◆ Supplied records
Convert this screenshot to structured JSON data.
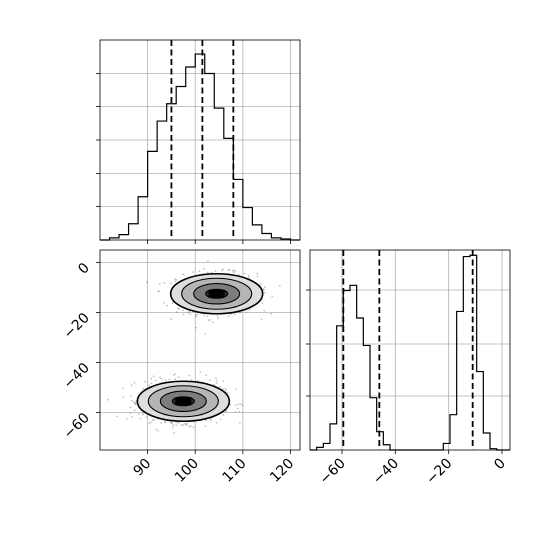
{
  "chart_data": [
    {
      "type": "histogram",
      "panel": "top-left",
      "xlim": [
        80,
        122
      ],
      "bin_edges": [
        80,
        82,
        84,
        86,
        88,
        90,
        92,
        94,
        96,
        98,
        100,
        102,
        104,
        106,
        108,
        110,
        112,
        114,
        116,
        118,
        120,
        122
      ],
      "counts": [
        0,
        2,
        5,
        15,
        40,
        82,
        110,
        126,
        142,
        160,
        172,
        154,
        122,
        94,
        56,
        30,
        14,
        6,
        2,
        1,
        0
      ],
      "ymax": 185,
      "quantiles": [
        95,
        101.5,
        108
      ],
      "grid": true
    },
    {
      "type": "histogram",
      "panel": "bottom-right",
      "xlim": [
        -72,
        3
      ],
      "xticks": [
        -60,
        -40,
        -20,
        0
      ],
      "xtick_labels": [
        "−60",
        "−40",
        "−20",
        "0"
      ],
      "bin_edges": [
        -72,
        -69.5,
        -67,
        -64.5,
        -62,
        -59.5,
        -57,
        -54.5,
        -52,
        -49.5,
        -47,
        -44.5,
        -42,
        -39.5,
        -37,
        -34.5,
        -32,
        -29.5,
        -27,
        -24.5,
        -22,
        -19.5,
        -17,
        -14.5,
        -12,
        -9.5,
        -7,
        -4.5,
        -2,
        0.5,
        3
      ],
      "counts": [
        0,
        2,
        5,
        20,
        95,
        122,
        126,
        101,
        80,
        40,
        14,
        4,
        0,
        0,
        0,
        0,
        0,
        0,
        0,
        0,
        5,
        27,
        106,
        148,
        149,
        60,
        13,
        1,
        0,
        0
      ],
      "ymax": 153,
      "quantiles": [
        -59.5,
        -46,
        -11
      ],
      "grid": true
    },
    {
      "type": "2d-density",
      "panel": "bottom-left",
      "xlim": [
        80,
        122
      ],
      "ylim": [
        -75,
        5
      ],
      "xticks": [
        90,
        100,
        110,
        120
      ],
      "xtick_labels": [
        "90",
        "100",
        "110",
        "120"
      ],
      "yticks": [
        0,
        -20,
        -40,
        -60
      ],
      "ytick_labels": [
        "0",
        "−20",
        "−40",
        "−60"
      ],
      "clusters": [
        {
          "center": [
            104.5,
            -12.5
          ],
          "spread": [
            4.2,
            4.0
          ]
        },
        {
          "center": [
            97.5,
            -55.5
          ],
          "spread": [
            4.2,
            4.0
          ]
        }
      ],
      "contours": "filled + line",
      "grid": true
    }
  ]
}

◆ Task statement
None of the pictures should appear; repeat the records exactly otherwise.

◆ Output
Convert this screenshot to structured JSON data.
{
  "chart_data": [
    {
      "type": "histogram",
      "panel": "top-left",
      "xlim": [
        80,
        122
      ],
      "bin_edges": [
        80,
        82,
        84,
        86,
        88,
        90,
        92,
        94,
        96,
        98,
        100,
        102,
        104,
        106,
        108,
        110,
        112,
        114,
        116,
        118,
        120,
        122
      ],
      "counts": [
        0,
        2,
        5,
        15,
        40,
        82,
        110,
        126,
        142,
        160,
        172,
        154,
        122,
        94,
        56,
        30,
        14,
        6,
        2,
        1,
        0
      ],
      "ymax": 185,
      "quantiles": [
        95,
        101.5,
        108
      ],
      "grid": true
    },
    {
      "type": "histogram",
      "panel": "bottom-right",
      "xlim": [
        -72,
        3
      ],
      "xticks": [
        -60,
        -40,
        -20,
        0
      ],
      "xtick_labels": [
        "−60",
        "−40",
        "−20",
        "0"
      ],
      "bin_edges": [
        -72,
        -69.5,
        -67,
        -64.5,
        -62,
        -59.5,
        -57,
        -54.5,
        -52,
        -49.5,
        -47,
        -44.5,
        -42,
        -39.5,
        -37,
        -34.5,
        -32,
        -29.5,
        -27,
        -24.5,
        -22,
        -19.5,
        -17,
        -14.5,
        -12,
        -9.5,
        -7,
        -4.5,
        -2,
        0.5,
        3
      ],
      "counts": [
        0,
        2,
        5,
        20,
        95,
        122,
        126,
        101,
        80,
        40,
        14,
        4,
        0,
        0,
        0,
        0,
        0,
        0,
        0,
        0,
        5,
        27,
        106,
        148,
        149,
        60,
        13,
        1,
        0,
        0
      ],
      "ymax": 153,
      "quantiles": [
        -59.5,
        -46,
        -11
      ],
      "grid": true
    },
    {
      "type": "2d-density",
      "panel": "bottom-left",
      "xlim": [
        80,
        122
      ],
      "ylim": [
        -75,
        5
      ],
      "xticks": [
        90,
        100,
        110,
        120
      ],
      "xtick_labels": [
        "90",
        "100",
        "110",
        "120"
      ],
      "yticks": [
        0,
        -20,
        -40,
        -60
      ],
      "ytick_labels": [
        "0",
        "−20",
        "−40",
        "−60"
      ],
      "clusters": [
        {
          "center": [
            104.5,
            -12.5
          ],
          "spread": [
            4.2,
            4.0
          ]
        },
        {
          "center": [
            97.5,
            -55.5
          ],
          "spread": [
            4.2,
            4.0
          ]
        }
      ],
      "contours": "filled + line",
      "grid": true
    }
  ]
}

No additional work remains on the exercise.